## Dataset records
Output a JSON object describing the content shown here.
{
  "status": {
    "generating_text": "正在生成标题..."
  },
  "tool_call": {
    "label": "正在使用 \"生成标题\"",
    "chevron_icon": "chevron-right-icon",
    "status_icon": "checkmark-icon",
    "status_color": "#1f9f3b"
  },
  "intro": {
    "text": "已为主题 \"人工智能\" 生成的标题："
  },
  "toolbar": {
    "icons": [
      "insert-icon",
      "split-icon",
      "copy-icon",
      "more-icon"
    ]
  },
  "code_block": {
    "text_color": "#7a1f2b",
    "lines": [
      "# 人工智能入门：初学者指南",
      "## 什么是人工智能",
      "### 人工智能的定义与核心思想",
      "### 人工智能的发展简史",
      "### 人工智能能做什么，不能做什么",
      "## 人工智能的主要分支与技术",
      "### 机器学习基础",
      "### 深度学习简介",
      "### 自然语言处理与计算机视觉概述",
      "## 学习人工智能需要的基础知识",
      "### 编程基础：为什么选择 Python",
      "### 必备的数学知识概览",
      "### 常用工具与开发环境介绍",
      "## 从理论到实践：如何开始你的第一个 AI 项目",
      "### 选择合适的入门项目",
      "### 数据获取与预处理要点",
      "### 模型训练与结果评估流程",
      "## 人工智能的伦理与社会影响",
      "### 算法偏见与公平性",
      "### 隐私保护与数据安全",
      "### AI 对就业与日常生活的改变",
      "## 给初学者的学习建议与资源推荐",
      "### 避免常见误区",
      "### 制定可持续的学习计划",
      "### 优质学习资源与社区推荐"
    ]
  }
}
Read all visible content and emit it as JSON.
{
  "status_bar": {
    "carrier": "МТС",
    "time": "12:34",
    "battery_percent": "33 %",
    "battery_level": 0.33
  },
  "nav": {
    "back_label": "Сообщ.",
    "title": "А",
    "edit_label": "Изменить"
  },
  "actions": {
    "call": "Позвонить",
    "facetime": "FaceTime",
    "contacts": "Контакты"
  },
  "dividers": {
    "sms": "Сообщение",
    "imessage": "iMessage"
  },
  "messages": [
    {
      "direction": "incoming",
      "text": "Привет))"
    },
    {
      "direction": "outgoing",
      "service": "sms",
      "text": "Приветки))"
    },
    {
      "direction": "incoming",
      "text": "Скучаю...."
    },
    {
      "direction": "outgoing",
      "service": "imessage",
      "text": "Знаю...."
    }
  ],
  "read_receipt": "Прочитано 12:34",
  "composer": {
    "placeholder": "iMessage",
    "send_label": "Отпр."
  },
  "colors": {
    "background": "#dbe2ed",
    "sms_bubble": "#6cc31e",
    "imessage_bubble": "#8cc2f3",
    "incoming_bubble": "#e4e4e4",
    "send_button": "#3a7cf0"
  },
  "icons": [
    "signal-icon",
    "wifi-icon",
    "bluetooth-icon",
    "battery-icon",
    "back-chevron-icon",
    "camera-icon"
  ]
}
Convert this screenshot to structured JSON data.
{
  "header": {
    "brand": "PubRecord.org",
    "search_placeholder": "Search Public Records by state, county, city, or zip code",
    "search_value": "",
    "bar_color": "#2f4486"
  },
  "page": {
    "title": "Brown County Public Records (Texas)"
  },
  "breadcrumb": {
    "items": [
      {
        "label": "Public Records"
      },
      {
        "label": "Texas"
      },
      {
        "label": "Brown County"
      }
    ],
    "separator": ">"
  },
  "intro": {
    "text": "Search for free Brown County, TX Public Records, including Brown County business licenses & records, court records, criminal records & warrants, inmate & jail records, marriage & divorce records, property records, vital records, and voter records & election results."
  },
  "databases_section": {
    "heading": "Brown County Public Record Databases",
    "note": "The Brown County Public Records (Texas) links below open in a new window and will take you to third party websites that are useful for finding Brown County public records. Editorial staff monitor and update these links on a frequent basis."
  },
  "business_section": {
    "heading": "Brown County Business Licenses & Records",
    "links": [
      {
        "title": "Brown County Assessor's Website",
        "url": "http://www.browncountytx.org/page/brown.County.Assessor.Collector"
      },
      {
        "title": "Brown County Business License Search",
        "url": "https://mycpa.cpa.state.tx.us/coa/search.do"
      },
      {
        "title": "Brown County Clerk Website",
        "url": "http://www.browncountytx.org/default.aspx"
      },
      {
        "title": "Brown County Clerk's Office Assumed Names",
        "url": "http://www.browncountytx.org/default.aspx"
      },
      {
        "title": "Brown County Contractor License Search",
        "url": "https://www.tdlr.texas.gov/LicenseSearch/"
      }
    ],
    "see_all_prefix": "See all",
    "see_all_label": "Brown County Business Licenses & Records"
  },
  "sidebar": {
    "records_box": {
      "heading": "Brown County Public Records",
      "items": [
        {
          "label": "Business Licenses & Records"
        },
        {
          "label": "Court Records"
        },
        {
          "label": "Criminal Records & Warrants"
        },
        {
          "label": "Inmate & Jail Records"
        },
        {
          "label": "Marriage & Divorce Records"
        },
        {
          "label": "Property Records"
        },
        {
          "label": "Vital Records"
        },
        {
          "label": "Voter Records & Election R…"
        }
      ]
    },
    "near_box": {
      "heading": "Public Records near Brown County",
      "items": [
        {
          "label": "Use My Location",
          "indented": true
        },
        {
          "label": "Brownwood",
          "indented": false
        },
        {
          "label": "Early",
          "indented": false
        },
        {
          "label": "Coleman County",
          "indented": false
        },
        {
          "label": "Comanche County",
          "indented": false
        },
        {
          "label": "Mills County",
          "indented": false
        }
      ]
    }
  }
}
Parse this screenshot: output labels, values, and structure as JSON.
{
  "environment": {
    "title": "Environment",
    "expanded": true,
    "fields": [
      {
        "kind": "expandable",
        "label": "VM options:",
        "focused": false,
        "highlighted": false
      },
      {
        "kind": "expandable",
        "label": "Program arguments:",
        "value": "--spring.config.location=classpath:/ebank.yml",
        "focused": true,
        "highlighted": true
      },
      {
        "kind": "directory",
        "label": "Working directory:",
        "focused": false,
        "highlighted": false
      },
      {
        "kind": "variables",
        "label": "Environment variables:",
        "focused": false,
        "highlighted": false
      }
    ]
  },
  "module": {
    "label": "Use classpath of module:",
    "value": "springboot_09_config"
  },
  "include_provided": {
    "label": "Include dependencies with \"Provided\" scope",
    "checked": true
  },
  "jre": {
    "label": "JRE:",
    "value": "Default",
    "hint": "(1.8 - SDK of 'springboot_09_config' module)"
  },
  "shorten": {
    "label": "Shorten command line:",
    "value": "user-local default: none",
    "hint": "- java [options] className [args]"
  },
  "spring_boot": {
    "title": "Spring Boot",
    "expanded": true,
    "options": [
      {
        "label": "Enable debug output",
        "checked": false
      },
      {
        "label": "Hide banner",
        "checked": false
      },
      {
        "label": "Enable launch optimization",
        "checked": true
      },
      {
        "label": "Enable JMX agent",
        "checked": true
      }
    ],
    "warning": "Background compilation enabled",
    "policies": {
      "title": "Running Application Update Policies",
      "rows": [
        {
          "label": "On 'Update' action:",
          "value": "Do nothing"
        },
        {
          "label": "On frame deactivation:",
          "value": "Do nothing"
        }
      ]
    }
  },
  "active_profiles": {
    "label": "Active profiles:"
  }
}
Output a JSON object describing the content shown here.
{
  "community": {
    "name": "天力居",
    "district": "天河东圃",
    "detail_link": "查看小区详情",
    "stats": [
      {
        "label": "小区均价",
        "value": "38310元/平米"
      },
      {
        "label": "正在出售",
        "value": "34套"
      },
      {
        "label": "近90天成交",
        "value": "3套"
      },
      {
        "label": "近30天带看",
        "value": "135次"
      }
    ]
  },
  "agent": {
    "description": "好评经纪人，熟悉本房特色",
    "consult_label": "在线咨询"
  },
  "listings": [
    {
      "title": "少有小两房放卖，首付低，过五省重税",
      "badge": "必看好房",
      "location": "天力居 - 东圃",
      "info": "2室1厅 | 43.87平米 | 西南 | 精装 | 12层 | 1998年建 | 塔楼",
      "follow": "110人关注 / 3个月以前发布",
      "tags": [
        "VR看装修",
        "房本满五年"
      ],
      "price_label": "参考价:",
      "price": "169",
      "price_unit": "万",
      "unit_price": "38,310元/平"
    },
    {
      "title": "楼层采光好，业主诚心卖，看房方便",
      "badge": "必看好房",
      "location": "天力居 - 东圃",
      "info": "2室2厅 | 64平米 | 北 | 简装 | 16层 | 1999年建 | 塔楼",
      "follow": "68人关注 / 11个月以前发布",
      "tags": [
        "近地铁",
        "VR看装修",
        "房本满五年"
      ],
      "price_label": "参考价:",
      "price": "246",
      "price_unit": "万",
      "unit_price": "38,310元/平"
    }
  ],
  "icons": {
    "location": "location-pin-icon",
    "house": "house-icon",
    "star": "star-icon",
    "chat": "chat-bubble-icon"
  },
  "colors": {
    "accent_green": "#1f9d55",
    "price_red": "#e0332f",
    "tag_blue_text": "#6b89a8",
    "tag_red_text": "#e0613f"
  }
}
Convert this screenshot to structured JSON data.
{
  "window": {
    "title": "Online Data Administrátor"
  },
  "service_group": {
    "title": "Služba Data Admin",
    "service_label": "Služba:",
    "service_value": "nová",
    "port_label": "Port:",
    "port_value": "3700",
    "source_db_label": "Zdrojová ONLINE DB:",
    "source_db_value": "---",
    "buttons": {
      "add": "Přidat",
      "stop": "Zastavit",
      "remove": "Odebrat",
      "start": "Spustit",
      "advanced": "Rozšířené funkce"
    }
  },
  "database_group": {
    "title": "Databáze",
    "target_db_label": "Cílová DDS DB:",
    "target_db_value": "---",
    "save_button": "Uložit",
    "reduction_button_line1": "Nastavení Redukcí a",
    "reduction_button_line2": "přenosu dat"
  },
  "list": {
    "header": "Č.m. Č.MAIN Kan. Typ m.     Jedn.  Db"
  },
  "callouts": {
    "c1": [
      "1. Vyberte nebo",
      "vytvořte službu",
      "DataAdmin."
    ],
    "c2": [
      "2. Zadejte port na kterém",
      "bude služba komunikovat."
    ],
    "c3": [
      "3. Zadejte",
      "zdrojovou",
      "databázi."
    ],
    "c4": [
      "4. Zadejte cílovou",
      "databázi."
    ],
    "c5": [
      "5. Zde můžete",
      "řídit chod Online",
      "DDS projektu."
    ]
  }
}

## WHAT NEEDS TO BE DONE
Pull out every line in the material above where "options" occurs.

## ANSWER TO THE TASK
        "label": "VM options:",
    "hint": "- java [options] className [args]"
    "options": [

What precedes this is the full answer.